Reproduce the lines of the material exactly, excluding every image.

* [INFORMATION GIVEN]

________

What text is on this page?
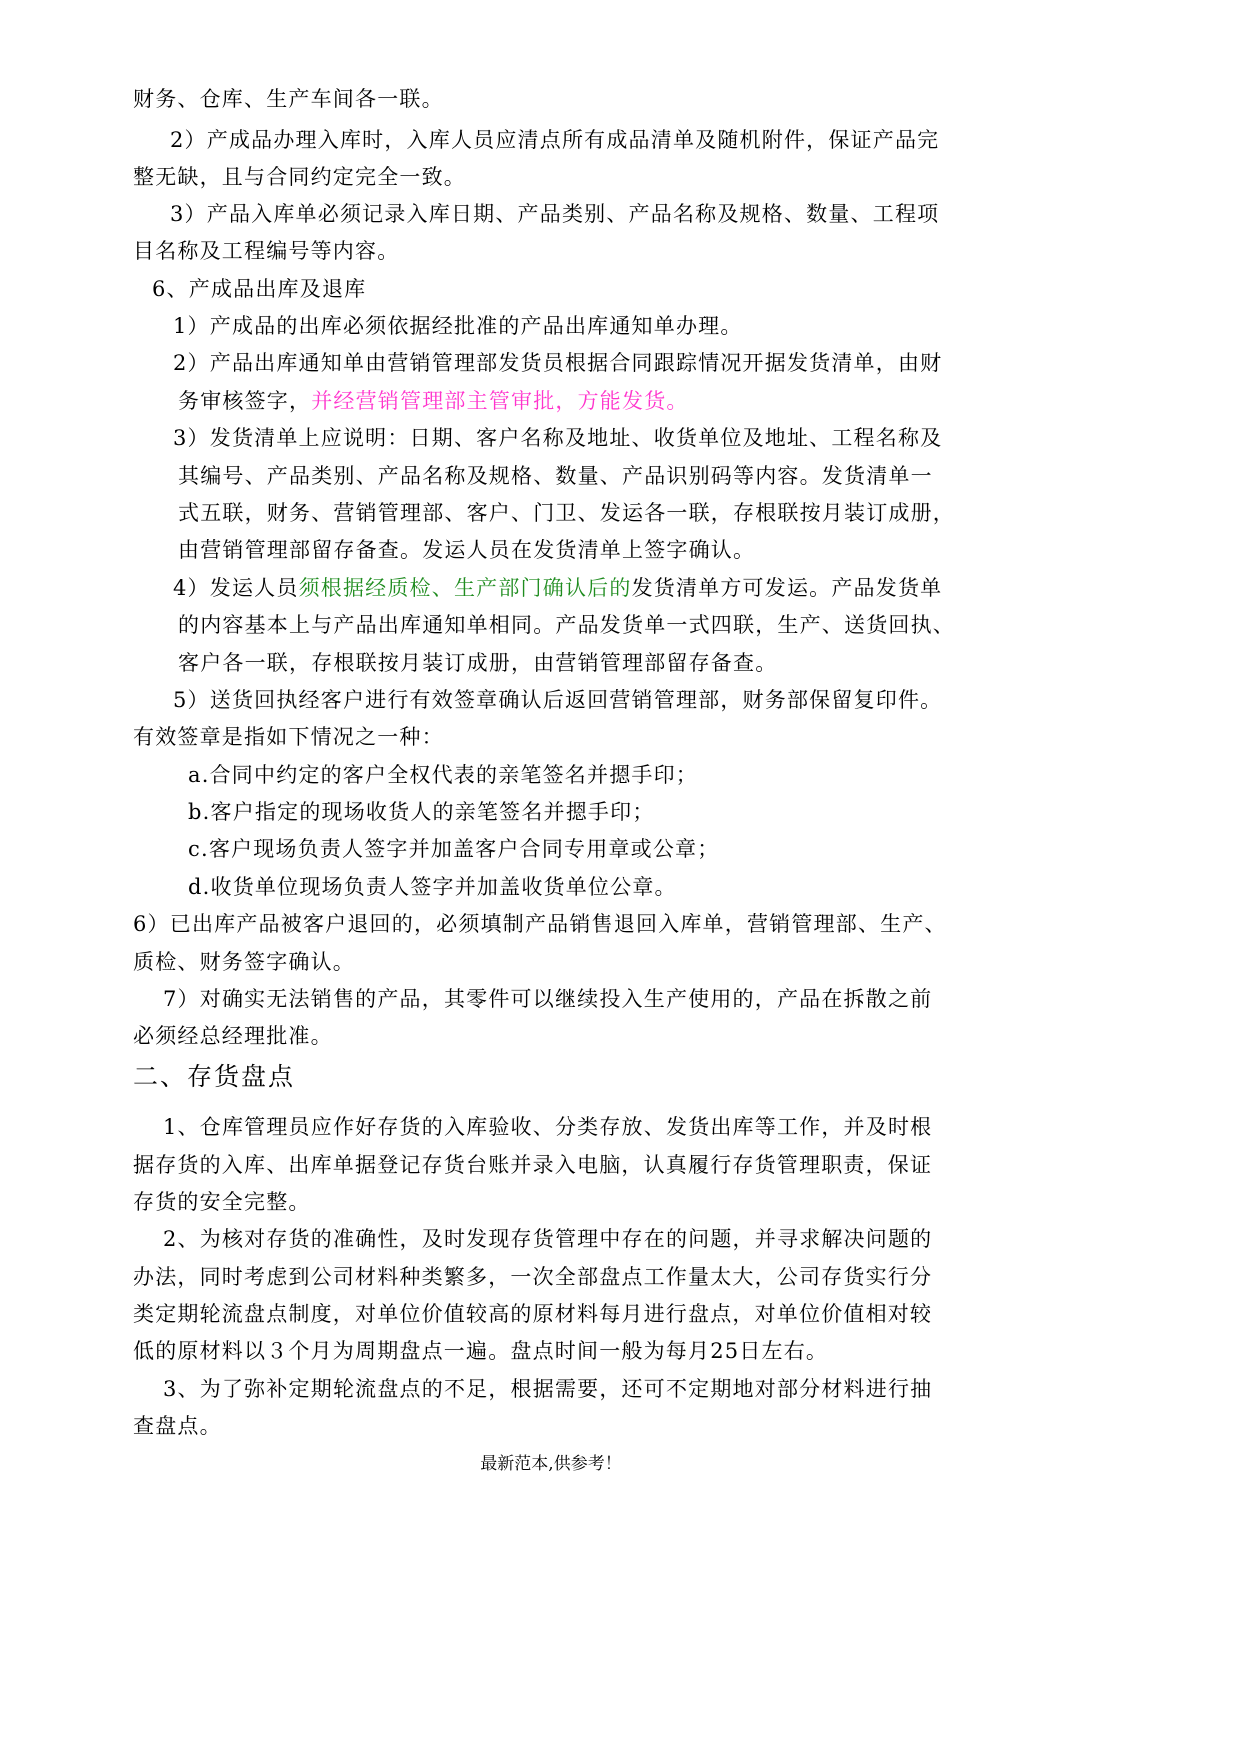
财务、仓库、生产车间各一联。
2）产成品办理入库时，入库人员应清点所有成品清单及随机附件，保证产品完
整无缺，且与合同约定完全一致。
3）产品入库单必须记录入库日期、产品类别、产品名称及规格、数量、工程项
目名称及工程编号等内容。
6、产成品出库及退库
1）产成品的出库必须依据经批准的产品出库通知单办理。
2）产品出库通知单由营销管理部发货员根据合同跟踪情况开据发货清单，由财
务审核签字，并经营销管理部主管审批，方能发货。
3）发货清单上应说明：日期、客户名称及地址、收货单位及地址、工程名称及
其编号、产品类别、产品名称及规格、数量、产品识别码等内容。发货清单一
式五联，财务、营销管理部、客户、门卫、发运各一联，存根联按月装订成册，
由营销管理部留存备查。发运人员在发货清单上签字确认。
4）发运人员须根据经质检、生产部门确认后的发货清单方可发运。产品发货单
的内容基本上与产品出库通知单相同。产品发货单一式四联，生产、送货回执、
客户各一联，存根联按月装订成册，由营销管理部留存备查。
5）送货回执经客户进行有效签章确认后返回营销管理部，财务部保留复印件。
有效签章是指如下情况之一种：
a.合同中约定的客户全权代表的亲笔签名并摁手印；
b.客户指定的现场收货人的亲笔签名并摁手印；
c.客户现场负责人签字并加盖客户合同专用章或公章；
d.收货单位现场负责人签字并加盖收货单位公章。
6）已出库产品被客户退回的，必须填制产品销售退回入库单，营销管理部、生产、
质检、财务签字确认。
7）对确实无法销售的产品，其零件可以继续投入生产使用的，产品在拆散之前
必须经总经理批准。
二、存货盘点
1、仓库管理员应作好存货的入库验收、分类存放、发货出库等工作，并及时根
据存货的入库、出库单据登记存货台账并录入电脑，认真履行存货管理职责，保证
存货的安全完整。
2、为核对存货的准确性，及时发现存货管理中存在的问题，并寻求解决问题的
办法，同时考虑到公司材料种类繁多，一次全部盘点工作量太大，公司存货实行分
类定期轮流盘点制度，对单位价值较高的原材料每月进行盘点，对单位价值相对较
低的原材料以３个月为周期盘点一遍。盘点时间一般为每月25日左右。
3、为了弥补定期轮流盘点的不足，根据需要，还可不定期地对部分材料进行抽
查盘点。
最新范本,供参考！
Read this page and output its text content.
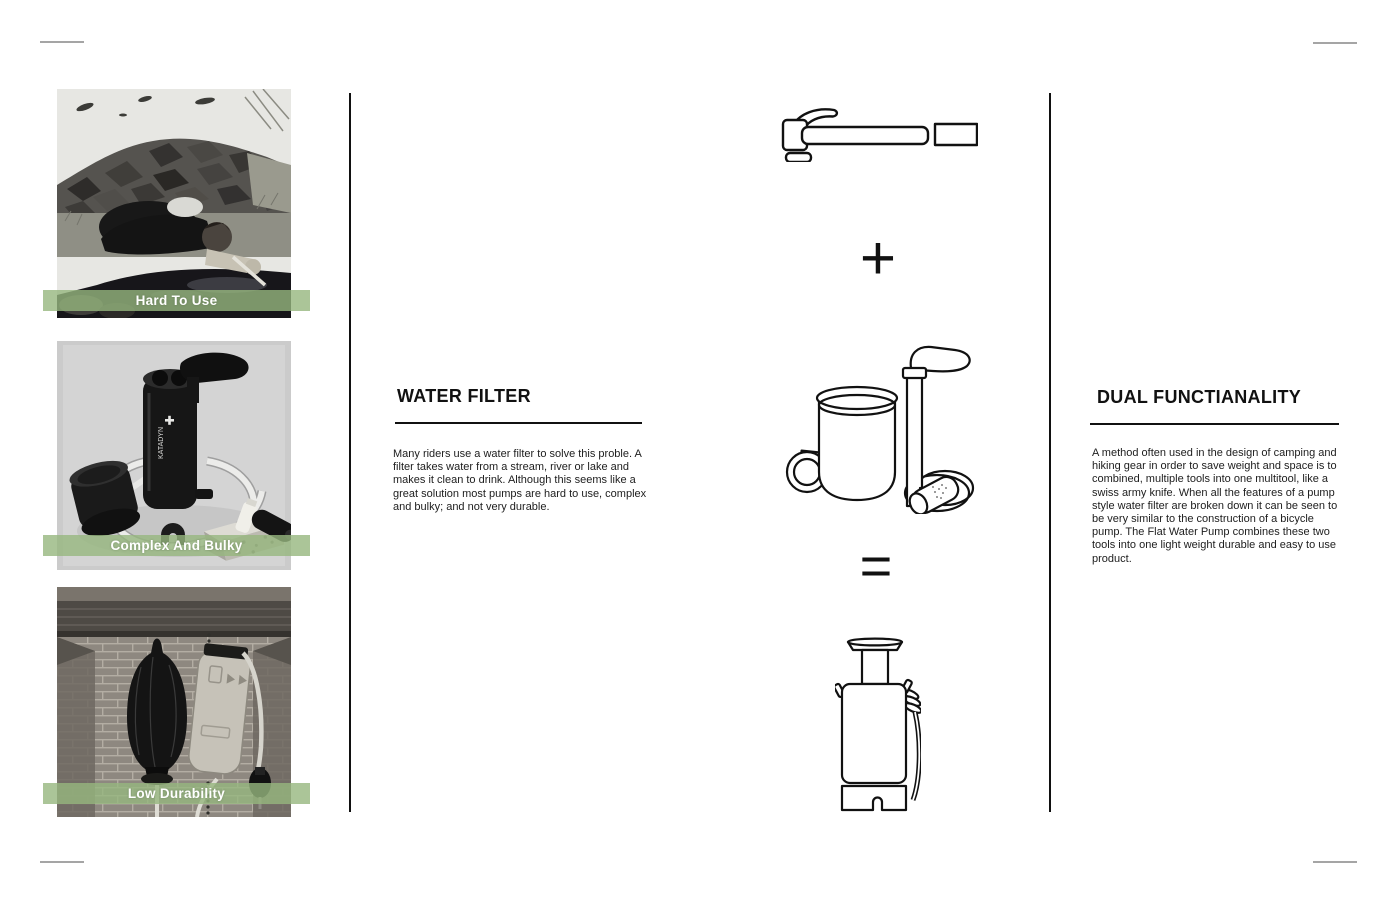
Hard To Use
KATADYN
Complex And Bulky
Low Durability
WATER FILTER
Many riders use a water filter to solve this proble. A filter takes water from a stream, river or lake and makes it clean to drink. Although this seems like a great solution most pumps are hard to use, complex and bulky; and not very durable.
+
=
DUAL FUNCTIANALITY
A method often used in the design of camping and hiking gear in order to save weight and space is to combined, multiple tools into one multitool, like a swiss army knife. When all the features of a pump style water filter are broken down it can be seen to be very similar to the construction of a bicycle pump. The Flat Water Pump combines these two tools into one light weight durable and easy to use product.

________

* [COMPLETE RESPONSE]
What text is on this page?
财务、仓库、生产车间各一联。
2）产成品办理入库时，入库人员应清点所有成品清单及随机附件，保证产品完
整无缺，且与合同约定完全一致。
3）产品入库单必须记录入库日期、产品类别、产品名称及规格、数量、工程项
目名称及工程编号等内容。
6、产成品出库及退库
1）产成品的出库必须依据经批准的产品出库通知单办理。
2）产品出库通知单由营销管理部发货员根据合同跟踪情况开据发货清单，由财
务审核签字，并经营销管理部主管审批，方能发货。
3）发货清单上应说明：日期、客户名称及地址、收货单位及地址、工程名称及
其编号、产品类别、产品名称及规格、数量、产品识别码等内容。发货清单一
式五联，财务、营销管理部、客户、门卫、发运各一联，存根联按月装订成册，
由营销管理部留存备查。发运人员在发货清单上签字确认。
4）发运人员须根据经质检、生产部门确认后的发货清单方可发运。产品发货单
的内容基本上与产品出库通知单相同。产品发货单一式四联，生产、送货回执、
客户各一联，存根联按月装订成册，由营销管理部留存备查。
5）送货回执经客户进行有效签章确认后返回营销管理部，财务部保留复印件。
有效签章是指如下情况之一种：
a.合同中约定的客户全权代表的亲笔签名并摁手印；
b.客户指定的现场收货人的亲笔签名并摁手印；
c.客户现场负责人签字并加盖客户合同专用章或公章；
d.收货单位现场负责人签字并加盖收货单位公章。
6）已出库产品被客户退回的，必须填制产品销售退回入库单，营销管理部、生产、
质检、财务签字确认。
7）对确实无法销售的产品，其零件可以继续投入生产使用的，产品在拆散之前
必须经总经理批准。
二、存货盘点
1、仓库管理员应作好存货的入库验收、分类存放、发货出库等工作，并及时根
据存货的入库、出库单据登记存货台账并录入电脑，认真履行存货管理职责，保证
存货的安全完整。
2、为核对存货的准确性，及时发现存货管理中存在的问题，并寻求解决问题的
办法，同时考虑到公司材料种类繁多，一次全部盘点工作量太大，公司存货实行分
类定期轮流盘点制度，对单位价值较高的原材料每月进行盘点，对单位价值相对较
低的原材料以３个月为周期盘点一遍。盘点时间一般为每月25日左右。
3、为了弥补定期轮流盘点的不足，根据需要，还可不定期地对部分材料进行抽
查盘点。
最新范本,供参考！
Read this page and output its text content.
Hard To Use
KATADYN
Complex And Bulky
Low Durability
WATER FILTER
Many riders use a water filter to solve this proble. A filter takes water from a stream, river or lake and makes it clean to drink. Although this seems like a great solution most pumps are hard to use, complex and bulky; and not very durable.
+
=
DUAL FUNCTIANALITY
A method often used in the design of camping and hiking gear in order to save weight and space is to combined, multiple tools into one multitool, like a swiss army knife. When all the features of a pump style water filter are broken down it can be seen to be very similar to the construction of a bicycle pump. The Flat Water Pump combines these two tools into one light weight durable and easy to use product.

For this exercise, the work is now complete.